Task description: Extract each line containing the string "calculated".
━━━ Supplied data
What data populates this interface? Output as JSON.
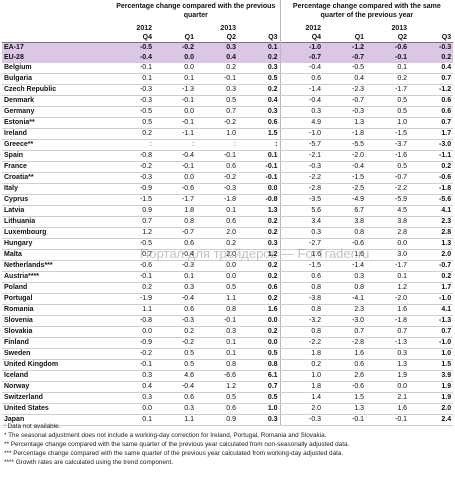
{
  "header": {
    "group1_title": "Percentage change compared with the previous quarter",
    "group2_title": "Percentage change compared with the same quarter of the previous year",
    "year_row": [
      "2012",
      "",
      "2013",
      "",
      "2012",
      "",
      "2013",
      ""
    ],
    "quarter_row": [
      "Q4",
      "Q1",
      "Q2",
      "Q3",
      "Q4",
      "Q1",
      "Q2",
      "Q3"
    ]
  },
  "rows": [
    {
      "label": "EA-17",
      "values": [
        "-0.5",
        "-0.2",
        "0.3",
        "0.1",
        "-1.0",
        "-1.2",
        "-0.6",
        "-0.3"
      ],
      "type": "agg"
    },
    {
      "label": "EU-28",
      "values": [
        "-0.4",
        "0.0",
        "0.4",
        "0.2",
        "-0.7",
        "-0.7",
        "-0.1",
        "0.2"
      ],
      "type": "agg"
    },
    {
      "label": "Belgium",
      "values": [
        "-0.1",
        "0.0",
        "0.2",
        "0.3",
        "-0.4",
        "-0.5",
        "0.1",
        "0.4"
      ],
      "type": "row"
    },
    {
      "label": "Bulgaria",
      "values": [
        "0.1",
        "0.1",
        "-0.1",
        "0.5",
        "0.6",
        "0.4",
        "0.2",
        "0.7"
      ],
      "type": "row"
    },
    {
      "label": "Czech Republic",
      "values": [
        "-0.3",
        "-1.3",
        "0.3",
        "0.2",
        "-1.4",
        "-2.3",
        "-1.7",
        "-1.2"
      ],
      "type": "row"
    },
    {
      "label": "Denmark",
      "values": [
        "-0.3",
        "-0.1",
        "0.5",
        "0.4",
        "-0.4",
        "-0.7",
        "0.5",
        "0.6"
      ],
      "type": "row"
    },
    {
      "label": "Germany",
      "values": [
        "-0.5",
        "0.0",
        "0.7",
        "0.3",
        "0.3",
        "-0.3",
        "0.5",
        "0.6"
      ],
      "type": "row"
    },
    {
      "label": "Estonia**",
      "values": [
        "0.5",
        "-0.1",
        "-0.2",
        "0.6",
        "4.9",
        "1.3",
        "1.0",
        "0.7"
      ],
      "type": "row"
    },
    {
      "label": "Ireland",
      "values": [
        "0.2",
        "-1.1",
        "1.0",
        "1.5",
        "-1.0",
        "-1.8",
        "-1.5",
        "1.7"
      ],
      "type": "row"
    },
    {
      "label": "Greece**",
      "values": [
        ":",
        ":",
        ":",
        ":",
        "-5.7",
        "-5.5",
        "-3.7",
        "-3.0"
      ],
      "type": "row"
    },
    {
      "label": "Spain",
      "values": [
        "-0.8",
        "-0.4",
        "-0.1",
        "0.1",
        "-2.1",
        "-2.0",
        "-1.6",
        "-1.1"
      ],
      "type": "row"
    },
    {
      "label": "France",
      "values": [
        "-0.2",
        "-0.1",
        "0.6",
        "-0.1",
        "-0.3",
        "-0.4",
        "0.5",
        "0.2"
      ],
      "type": "row"
    },
    {
      "label": "Croatia**",
      "values": [
        "-0.3",
        "0.0",
        "-0.2",
        "-0.1",
        "-2.2",
        "-1.5",
        "-0.7",
        "-0.6"
      ],
      "type": "row"
    },
    {
      "label": "Italy",
      "values": [
        "-0.9",
        "-0.6",
        "-0.3",
        "0.0",
        "-2.8",
        "-2.5",
        "-2.2",
        "-1.8"
      ],
      "type": "row"
    },
    {
      "label": "Cyprus",
      "values": [
        "-1.5",
        "-1.7",
        "-1.8",
        "-0.8",
        "-3.5",
        "-4.9",
        "-5.9",
        "-5.6"
      ],
      "type": "row"
    },
    {
      "label": "Latvia",
      "values": [
        "0.9",
        "1.8",
        "0.1",
        "1.3",
        "5.6",
        "6.7",
        "4.5",
        "4.1"
      ],
      "type": "row"
    },
    {
      "label": "Lithuania",
      "values": [
        "0.7",
        "0.8",
        "0.6",
        "0.2",
        "3.4",
        "3.8",
        "3.8",
        "2.3"
      ],
      "type": "row"
    },
    {
      "label": "Luxembourg",
      "values": [
        "1.2",
        "-0.7",
        "2.0",
        "0.2",
        "0.3",
        "0.8",
        "2.8",
        "2.8"
      ],
      "type": "row"
    },
    {
      "label": "Hungary",
      "values": [
        "-0.5",
        "0.6",
        "0.2",
        "0.3",
        "-2.7",
        "-0.6",
        "0.0",
        "1.3"
      ],
      "type": "row"
    },
    {
      "label": "Malta",
      "values": [
        "0.7",
        "-0.4",
        "2.0",
        "1.2",
        "1.6",
        "1.6",
        "3.0",
        "2.0"
      ],
      "type": "row"
    },
    {
      "label": "Netherlands***",
      "values": [
        "-0.6",
        "-0.3",
        "0.0",
        "0.2",
        "-1.5",
        "-1.4",
        "-1.7",
        "-0.7"
      ],
      "type": "row"
    },
    {
      "label": "Austria****",
      "values": [
        "-0.1",
        "0.1",
        "0.0",
        "0.2",
        "0.6",
        "0.3",
        "0.1",
        "0.2"
      ],
      "type": "row"
    },
    {
      "label": "Poland",
      "values": [
        "0.2",
        "0.3",
        "0.5",
        "0.6",
        "0.8",
        "0.8",
        "1.2",
        "1.7"
      ],
      "type": "row"
    },
    {
      "label": "Portugal",
      "values": [
        "-1.9",
        "-0.4",
        "1.1",
        "0.2",
        "-3.8",
        "-4.1",
        "-2.0",
        "-1.0"
      ],
      "type": "row"
    },
    {
      "label": "Romania",
      "values": [
        "1.1",
        "0.6",
        "0.8",
        "1.6",
        "0.8",
        "2.3",
        "1.6",
        "4.1"
      ],
      "type": "row"
    },
    {
      "label": "Slovenia",
      "values": [
        "-0.8",
        "-0.3",
        "-0.1",
        "0.0",
        "-3.2",
        "-3.0",
        "-1.8",
        "-1.3"
      ],
      "type": "row"
    },
    {
      "label": "Slovakia",
      "values": [
        "0.0",
        "0.2",
        "0.3",
        "0.2",
        "0.8",
        "0.7",
        "0.7",
        "0.7"
      ],
      "type": "row"
    },
    {
      "label": "Finland",
      "values": [
        "-0.9",
        "-0.2",
        "0.1",
        "0.0",
        "-2.2",
        "-2.8",
        "-1.3",
        "-1.0"
      ],
      "type": "row"
    },
    {
      "label": "Sweden",
      "values": [
        "-0.2",
        "0.5",
        "0.1",
        "0.5",
        "1.8",
        "1.6",
        "0.3",
        "1.0"
      ],
      "type": "row"
    },
    {
      "label": "United Kingdom",
      "values": [
        "-0.1",
        "0.5",
        "0.8",
        "0.8",
        "0.2",
        "0.6",
        "1.3",
        "1.5"
      ],
      "type": "row"
    },
    {
      "label": "Iceland",
      "values": [
        "0.3",
        "4.6",
        "-6.6",
        "6.1",
        "1.0",
        "2.6",
        "1.9",
        "3.9"
      ],
      "type": "row"
    },
    {
      "label": "Norway",
      "values": [
        "0.4",
        "-0.4",
        "1.2",
        "0.7",
        "1.8",
        "-0.6",
        "0.0",
        "1.9"
      ],
      "type": "row"
    },
    {
      "label": "Switzerland",
      "values": [
        "0.3",
        "0.6",
        "0.5",
        "0.5",
        "1.4",
        "1.5",
        "2.1",
        "1.9"
      ],
      "type": "row"
    },
    {
      "label": "United States",
      "values": [
        "0.0",
        "0.3",
        "0.6",
        "1.0",
        "2.0",
        "1.3",
        "1.6",
        "2.0"
      ],
      "type": "row"
    },
    {
      "label": "Japan",
      "values": [
        "0.1",
        "1.1",
        "0.9",
        "0.3",
        "-0.3",
        "-0.1",
        "-0.1",
        "2.4"
      ],
      "type": "row"
    }
  ],
  "notes": [
    ": Data not available.",
    "* The seasonal adjustment does not include a working-day correction for Ireland, Portugal, Romania and Slovakia.",
    "** Percentage change compared with the same quarter of the previous year calculated from non-seasonally adjusted data.",
    "*** Percentage change compared with the same quarter of the previous year calculated from working-day adjusted data.",
    "**** Growth rates are calculated using the trend component."
  ],
  "watermark": "Портал для трейдеров — ForTrader.ru"
}
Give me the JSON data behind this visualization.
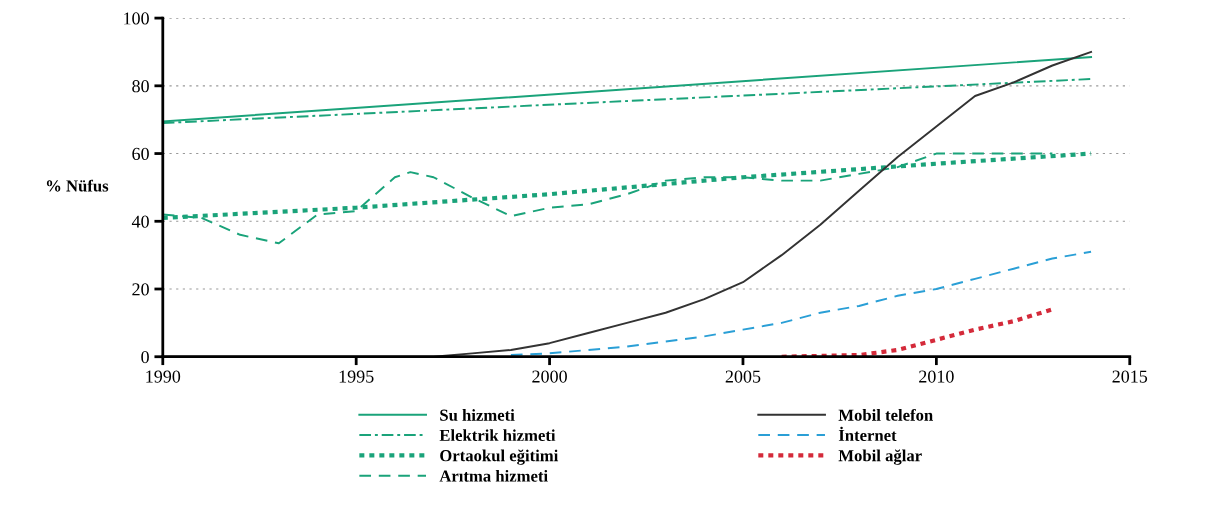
{
  "chart_data": {
    "type": "line",
    "ylabel": "% Nüfus",
    "xlim": [
      1990,
      2015
    ],
    "xticks": [
      1990,
      1995,
      2000,
      2005,
      2010,
      2015
    ],
    "ylim": [
      0,
      100
    ],
    "yticks": [
      0,
      20,
      40,
      60,
      80,
      100
    ],
    "grid": "y",
    "legend": "bottom",
    "marker": "none",
    "series": [
      {
        "name": "Su hizmeti",
        "color": "#1aa37a",
        "line_style": "solid",
        "x": [
          1990,
          2014
        ],
        "values": [
          69.5,
          88.5
        ]
      },
      {
        "name": "Elektrik hizmeti",
        "color": "#1aa37a",
        "line_style": "dashdot",
        "x": [
          1990,
          2014
        ],
        "values": [
          69,
          82
        ]
      },
      {
        "name": "Ortaokul eğitimi",
        "color": "#1aa37a",
        "line_style": "dotted",
        "x": [
          1990,
          1995,
          2000,
          2005,
          2010,
          2014
        ],
        "values": [
          41,
          44,
          48,
          53,
          57,
          60
        ]
      },
      {
        "name": "Arıtma hizmeti",
        "color": "#1aa37a",
        "line_style": "dashed",
        "x": [
          1990,
          1991,
          1992,
          1993,
          1994,
          1995,
          1996,
          1996.4,
          1997,
          1998,
          1999,
          2000,
          2001,
          2002,
          2003,
          2004,
          2005,
          2006,
          2007,
          2008,
          2009,
          2010,
          2011,
          2012,
          2013
        ],
        "values": [
          42,
          41,
          36,
          33.5,
          42,
          43,
          53,
          54.5,
          53,
          47,
          41.5,
          44,
          45,
          48,
          52,
          53,
          53,
          52,
          52,
          54,
          56,
          60,
          60,
          60,
          60
        ]
      },
      {
        "name": "Mobil telefon",
        "color": "#333333",
        "line_style": "solid",
        "x": [
          1990,
          1997,
          1998,
          1999,
          2000,
          2001,
          2002,
          2003,
          2004,
          2005,
          2006,
          2007,
          2008,
          2009,
          2010,
          2011,
          2012,
          2013,
          2014
        ],
        "values": [
          0,
          0,
          1,
          2,
          4,
          7,
          10,
          13,
          17,
          22,
          30,
          39,
          49,
          59,
          68,
          77,
          81,
          86,
          90
        ]
      },
      {
        "name": "İnternet",
        "color": "#2a9fd6",
        "line_style": "dashed",
        "x": [
          1999,
          2000,
          2002,
          2004,
          2005,
          2006,
          2007,
          2008,
          2009,
          2010,
          2011,
          2012,
          2013,
          2014
        ],
        "values": [
          0.5,
          1,
          3,
          6,
          8,
          10,
          13,
          15,
          18,
          20,
          23,
          26,
          29,
          31
        ]
      },
      {
        "name": "Mobil ağlar",
        "color": "#d42a3a",
        "line_style": "dotted",
        "x": [
          2006,
          2008,
          2009,
          2010,
          2011,
          2012,
          2013
        ],
        "values": [
          0,
          0.5,
          2,
          5,
          8,
          10.5,
          14
        ]
      }
    ]
  }
}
━━━━━━
Solution for this exercise:
    "** Percentage change compared with the same quarter of the previous year calculated from non-seasonally adjusted data.",
    "*** Percentage change compared with the same quarter of the previous year calculated from working-day adjusted data.",
    "**** Growth rates are calculated using the trend component."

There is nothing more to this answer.